DATA LINES:
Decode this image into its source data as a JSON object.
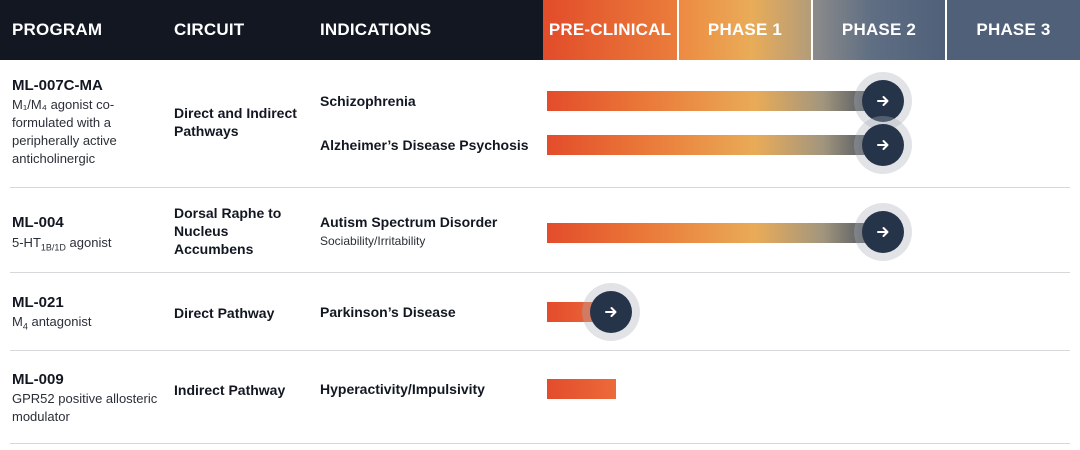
{
  "header": {
    "program": "PROGRAM",
    "circuit": "CIRCUIT",
    "indications": "INDICATIONS",
    "phases": [
      "PRE-CLINICAL",
      "PHASE 1",
      "PHASE 2",
      "PHASE 3"
    ]
  },
  "rows": [
    {
      "program": "ML-007C-MA",
      "description": "M₁/M₄ agonist co-formulated with a peripherally active anticholinergic",
      "circuit": "Direct and Indirect Pathways",
      "indications": [
        {
          "name": "Schizophrenia",
          "progress": 0.63
        },
        {
          "name": "Alzheimer’s Disease Psychosis",
          "progress": 0.63
        }
      ]
    },
    {
      "program": "ML-004",
      "description_main": "5-HT",
      "description_sub": "1B/1D",
      "description_tail": " agonist",
      "circuit": "Dorsal Raphe to Nucleus Accumbens",
      "indications": [
        {
          "name": "Autism Spectrum Disorder",
          "sub": "Sociability/Irritability",
          "progress": 0.63
        }
      ]
    },
    {
      "program": "ML-021",
      "description_main": "M",
      "description_sub": "4",
      "description_tail": " antagonist",
      "circuit": "Direct Pathway",
      "indications": [
        {
          "name": "Parkinson’s Disease",
          "progress": 0.12
        }
      ]
    },
    {
      "program": "ML-009",
      "description": "GPR52 positive allosteric modulator",
      "circuit": "Indirect Pathway",
      "indications": [
        {
          "name": "Hyperactivity/Impulsivity",
          "progress": 0.13
        }
      ]
    }
  ],
  "icons": {
    "advance": "arrow-right-icon"
  },
  "colors": {
    "header_dark": "#121722",
    "arrow_button": "#253449",
    "bar_start": "#e34c2b",
    "phase3": "#506078"
  }
}
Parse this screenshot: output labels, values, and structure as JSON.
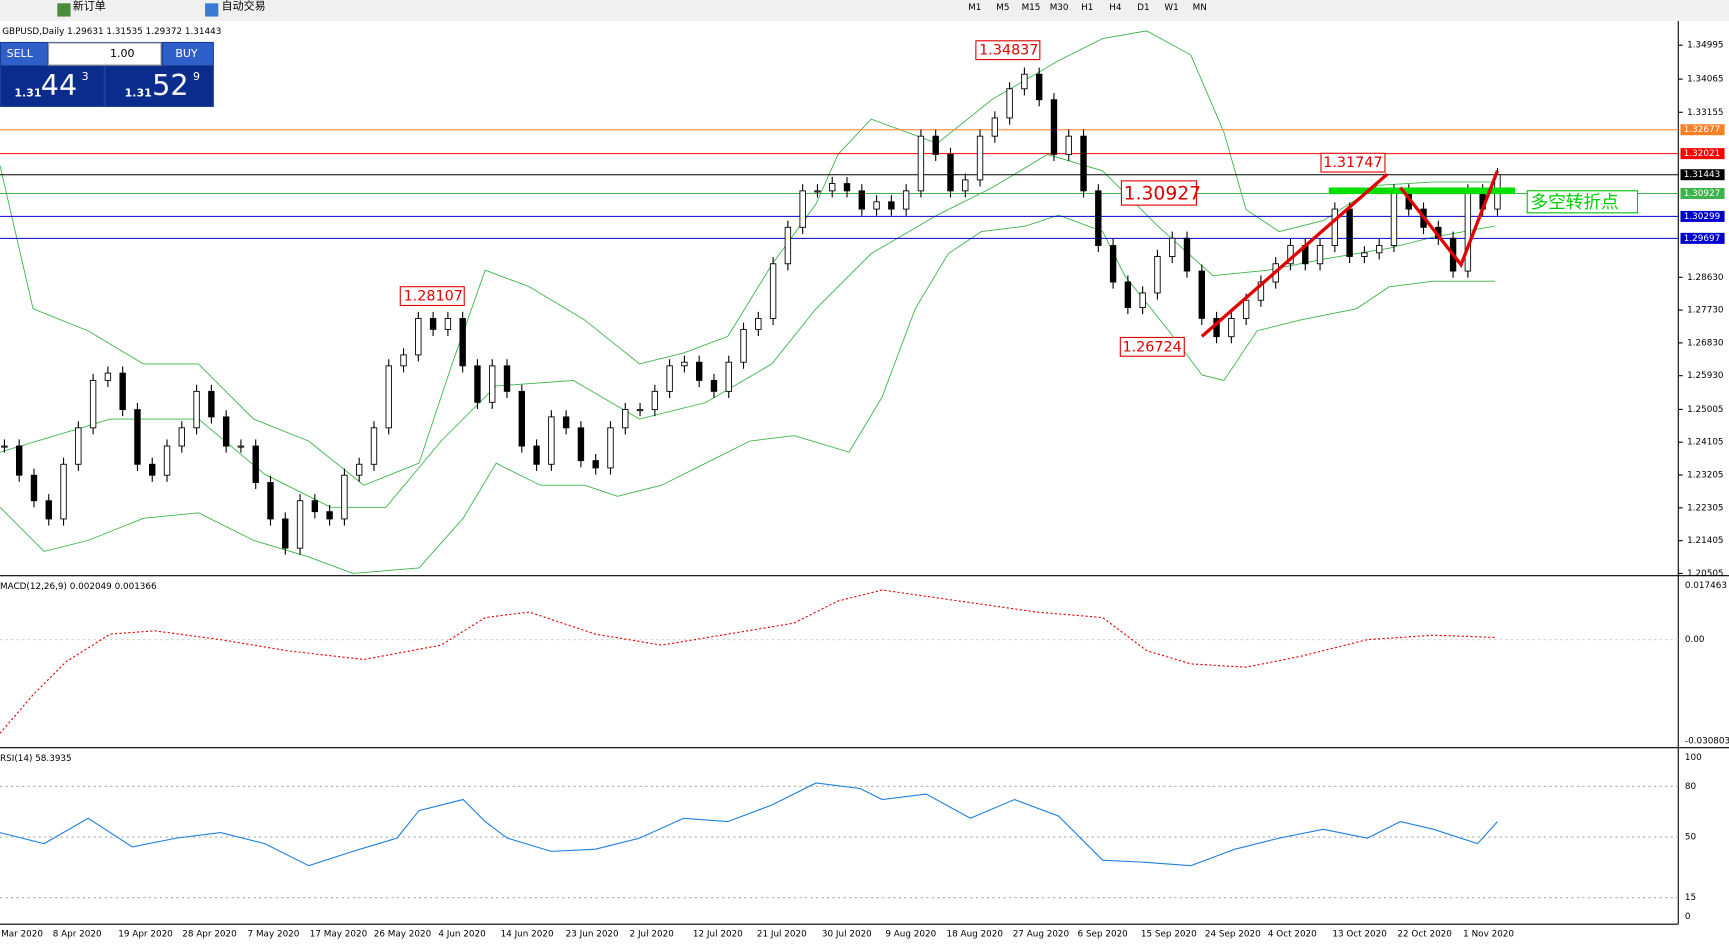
{
  "toolbar": {
    "new_order": "新订单",
    "auto_trading": "自动交易",
    "timeframes": [
      "M1",
      "M5",
      "M15",
      "M30",
      "H1",
      "H4",
      "D1",
      "W1",
      "MN"
    ]
  },
  "chart": {
    "symbol": "GBPUSD,Daily",
    "ohlc": "1.29631 1.31535 1.29372 1.31443"
  },
  "one_click": {
    "sell": "SELL",
    "buy": "BUY",
    "lots": "1.00",
    "sell_price": {
      "big": "1.31",
      "main": "44",
      "frac": "3"
    },
    "buy_price": {
      "big": "1.31",
      "main": "52",
      "frac": "9"
    }
  },
  "price_axis": {
    "range": [
      1.20505,
      1.34995
    ],
    "ticks": [
      {
        "value": 1.34995,
        "label": "1.34995"
      },
      {
        "value": 1.34065,
        "label": "1.34065"
      },
      {
        "value": 1.33155,
        "label": "1.33155"
      },
      {
        "value": 1.2863,
        "label": "1.28630"
      },
      {
        "value": 1.2773,
        "label": "1.27730"
      },
      {
        "value": 1.2683,
        "label": "1.26830"
      },
      {
        "value": 1.2593,
        "label": "1.25930"
      },
      {
        "value": 1.25005,
        "label": "1.25005"
      },
      {
        "value": 1.24105,
        "label": "1.24105"
      },
      {
        "value": 1.23205,
        "label": "1.23205"
      },
      {
        "value": 1.22305,
        "label": "1.22305"
      },
      {
        "value": 1.21405,
        "label": "1.21405"
      },
      {
        "value": 1.20505,
        "label": "1.20505"
      }
    ]
  },
  "levels": [
    {
      "value": 1.32677,
      "label": "1.32677",
      "color": "#ff7f27"
    },
    {
      "value": 1.32021,
      "label": "1.32021",
      "color": "#ff0000"
    },
    {
      "value": 1.31443,
      "label": "1.31443",
      "color": "#000000"
    },
    {
      "value": 1.30927,
      "label": "1.30927",
      "color": "#3cb44b"
    },
    {
      "value": 1.30299,
      "label": "1.30299",
      "color": "#0000cc"
    },
    {
      "value": 1.29697,
      "label": "1.29697",
      "color": "#0000cc"
    }
  ],
  "annotations": {
    "high": "1.34837",
    "peak": "1.31747",
    "pivot_price": "1.30927",
    "left": "1.28107",
    "low": "1.26724",
    "pivot_note": "多空转折点"
  },
  "price_path": {
    "closes": [
      1.24,
      1.232,
      1.225,
      1.22,
      1.235,
      1.245,
      1.258,
      1.26,
      1.25,
      1.235,
      1.232,
      1.24,
      1.245,
      1.255,
      1.248,
      1.24,
      1.24,
      1.23,
      1.22,
      1.212,
      1.225,
      1.222,
      1.22,
      1.232,
      1.235,
      1.245,
      1.262,
      1.265,
      1.275,
      1.272,
      1.275,
      1.262,
      1.252,
      1.262,
      1.255,
      1.24,
      1.235,
      1.248,
      1.245,
      1.236,
      1.234,
      1.245,
      1.25,
      1.25,
      1.255,
      1.262,
      1.263,
      1.258,
      1.255,
      1.263,
      1.272,
      1.275,
      1.29,
      1.3,
      1.31,
      1.31,
      1.312,
      1.31,
      1.305,
      1.307,
      1.305,
      1.31,
      1.325,
      1.32,
      1.31,
      1.313,
      1.325,
      1.33,
      1.338,
      1.342,
      1.335,
      1.32,
      1.325,
      1.31,
      1.295,
      1.285,
      1.278,
      1.282,
      1.292,
      1.297,
      1.288,
      1.275,
      1.27,
      1.275,
      1.28,
      1.285,
      1.29,
      1.295,
      1.29,
      1.295,
      1.305,
      1.292,
      1.293,
      1.295,
      1.31,
      1.305,
      1.3,
      1.297,
      1.288,
      1.31,
      1.305,
      1.31443
    ]
  },
  "time_axis": [
    "Mar 2020",
    "8 Apr 2020",
    "19 Apr 2020",
    "28 Apr 2020",
    "7 May 2020",
    "17 May 2020",
    "26 May 2020",
    "4 Jun 2020",
    "14 Jun 2020",
    "23 Jun 2020",
    "2 Jul 2020",
    "12 Jul 2020",
    "21 Jul 2020",
    "30 Jul 2020",
    "9 Aug 2020",
    "18 Aug 2020",
    "27 Aug 2020",
    "6 Sep 2020",
    "15 Sep 2020",
    "24 Sep 2020",
    "4 Oct 2020",
    "13 Oct 2020",
    "22 Oct 2020",
    "1 Nov 2020"
  ],
  "macd": {
    "label": "MACD(12,26,9) 0.002049 0.001366",
    "ticks": [
      "0.017463",
      "0.00",
      "-0.030803"
    ]
  },
  "rsi": {
    "label": "RSI(14) 58.3935",
    "ticks": [
      "100",
      "80",
      "50",
      "15",
      "0"
    ]
  }
}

DIRECTION: Working from the material above, transcribe it exactly while omitting pictures.

EXERCISE RESULT:
Decode this image into its source data as a JSON object.
{
  "header": {
    "program": "PROGRAM",
    "circuit": "CIRCUIT",
    "indications": "INDICATIONS",
    "phases": [
      "PRE-CLINICAL",
      "PHASE 1",
      "PHASE 2",
      "PHASE 3"
    ]
  },
  "rows": [
    {
      "program": "ML-007C-MA",
      "description": "M₁/M₄ agonist co-formulated with a peripherally active anticholinergic",
      "circuit": "Direct and Indirect Pathways",
      "indications": [
        {
          "name": "Schizophrenia",
          "progress": 0.63
        },
        {
          "name": "Alzheimer’s Disease Psychosis",
          "progress": 0.63
        }
      ]
    },
    {
      "program": "ML-004",
      "description_main": "5-HT",
      "description_sub": "1B/1D",
      "description_tail": " agonist",
      "circuit": "Dorsal Raphe to Nucleus Accumbens",
      "indications": [
        {
          "name": "Autism Spectrum Disorder",
          "sub": "Sociability/Irritability",
          "progress": 0.63
        }
      ]
    },
    {
      "program": "ML-021",
      "description_main": "M",
      "description_sub": "4",
      "description_tail": " antagonist",
      "circuit": "Direct Pathway",
      "indications": [
        {
          "name": "Parkinson’s Disease",
          "progress": 0.12
        }
      ]
    },
    {
      "program": "ML-009",
      "description": "GPR52 positive allosteric modulator",
      "circuit": "Indirect Pathway",
      "indications": [
        {
          "name": "Hyperactivity/Impulsivity",
          "progress": 0.13
        }
      ]
    }
  ],
  "icons": {
    "advance": "arrow-right-icon"
  },
  "colors": {
    "header_dark": "#121722",
    "arrow_button": "#253449",
    "bar_start": "#e34c2b",
    "phase3": "#506078"
  }
}
Parse this screenshot: output labels, values, and structure as JSON.
{
  "toolbar": {
    "new_order": "新订单",
    "auto_trading": "自动交易",
    "timeframes": [
      "M1",
      "M5",
      "M15",
      "M30",
      "H1",
      "H4",
      "D1",
      "W1",
      "MN"
    ]
  },
  "chart": {
    "symbol": "GBPUSD,Daily",
    "ohlc": "1.29631 1.31535 1.29372 1.31443"
  },
  "one_click": {
    "sell": "SELL",
    "buy": "BUY",
    "lots": "1.00",
    "sell_price": {
      "big": "1.31",
      "main": "44",
      "frac": "3"
    },
    "buy_price": {
      "big": "1.31",
      "main": "52",
      "frac": "9"
    }
  },
  "price_axis": {
    "range": [
      1.20505,
      1.34995
    ],
    "ticks": [
      {
        "value": 1.34995,
        "label": "1.34995"
      },
      {
        "value": 1.34065,
        "label": "1.34065"
      },
      {
        "value": 1.33155,
        "label": "1.33155"
      },
      {
        "value": 1.2863,
        "label": "1.28630"
      },
      {
        "value": 1.2773,
        "label": "1.27730"
      },
      {
        "value": 1.2683,
        "label": "1.26830"
      },
      {
        "value": 1.2593,
        "label": "1.25930"
      },
      {
        "value": 1.25005,
        "label": "1.25005"
      },
      {
        "value": 1.24105,
        "label": "1.24105"
      },
      {
        "value": 1.23205,
        "label": "1.23205"
      },
      {
        "value": 1.22305,
        "label": "1.22305"
      },
      {
        "value": 1.21405,
        "label": "1.21405"
      },
      {
        "value": 1.20505,
        "label": "1.20505"
      }
    ]
  },
  "levels": [
    {
      "value": 1.32677,
      "label": "1.32677",
      "color": "#ff7f27"
    },
    {
      "value": 1.32021,
      "label": "1.32021",
      "color": "#ff0000"
    },
    {
      "value": 1.31443,
      "label": "1.31443",
      "color": "#000000"
    },
    {
      "value": 1.30927,
      "label": "1.30927",
      "color": "#3cb44b"
    },
    {
      "value": 1.30299,
      "label": "1.30299",
      "color": "#0000cc"
    },
    {
      "value": 1.29697,
      "label": "1.29697",
      "color": "#0000cc"
    }
  ],
  "annotations": {
    "high": "1.34837",
    "peak": "1.31747",
    "pivot_price": "1.30927",
    "left": "1.28107",
    "low": "1.26724",
    "pivot_note": "多空转折点"
  },
  "price_path": {
    "closes": [
      1.24,
      1.232,
      1.225,
      1.22,
      1.235,
      1.245,
      1.258,
      1.26,
      1.25,
      1.235,
      1.232,
      1.24,
      1.245,
      1.255,
      1.248,
      1.24,
      1.24,
      1.23,
      1.22,
      1.212,
      1.225,
      1.222,
      1.22,
      1.232,
      1.235,
      1.245,
      1.262,
      1.265,
      1.275,
      1.272,
      1.275,
      1.262,
      1.252,
      1.262,
      1.255,
      1.24,
      1.235,
      1.248,
      1.245,
      1.236,
      1.234,
      1.245,
      1.25,
      1.25,
      1.255,
      1.262,
      1.263,
      1.258,
      1.255,
      1.263,
      1.272,
      1.275,
      1.29,
      1.3,
      1.31,
      1.31,
      1.312,
      1.31,
      1.305,
      1.307,
      1.305,
      1.31,
      1.325,
      1.32,
      1.31,
      1.313,
      1.325,
      1.33,
      1.338,
      1.342,
      1.335,
      1.32,
      1.325,
      1.31,
      1.295,
      1.285,
      1.278,
      1.282,
      1.292,
      1.297,
      1.288,
      1.275,
      1.27,
      1.275,
      1.28,
      1.285,
      1.29,
      1.295,
      1.29,
      1.295,
      1.305,
      1.292,
      1.293,
      1.295,
      1.31,
      1.305,
      1.3,
      1.297,
      1.288,
      1.31,
      1.305,
      1.31443
    ]
  },
  "time_axis": [
    "Mar 2020",
    "8 Apr 2020",
    "19 Apr 2020",
    "28 Apr 2020",
    "7 May 2020",
    "17 May 2020",
    "26 May 2020",
    "4 Jun 2020",
    "14 Jun 2020",
    "23 Jun 2020",
    "2 Jul 2020",
    "12 Jul 2020",
    "21 Jul 2020",
    "30 Jul 2020",
    "9 Aug 2020",
    "18 Aug 2020",
    "27 Aug 2020",
    "6 Sep 2020",
    "15 Sep 2020",
    "24 Sep 2020",
    "4 Oct 2020",
    "13 Oct 2020",
    "22 Oct 2020",
    "1 Nov 2020"
  ],
  "macd": {
    "label": "MACD(12,26,9) 0.002049 0.001366",
    "ticks": [
      "0.017463",
      "0.00",
      "-0.030803"
    ]
  },
  "rsi": {
    "label": "RSI(14) 58.3935",
    "ticks": [
      "100",
      "80",
      "50",
      "15",
      "0"
    ]
  }
}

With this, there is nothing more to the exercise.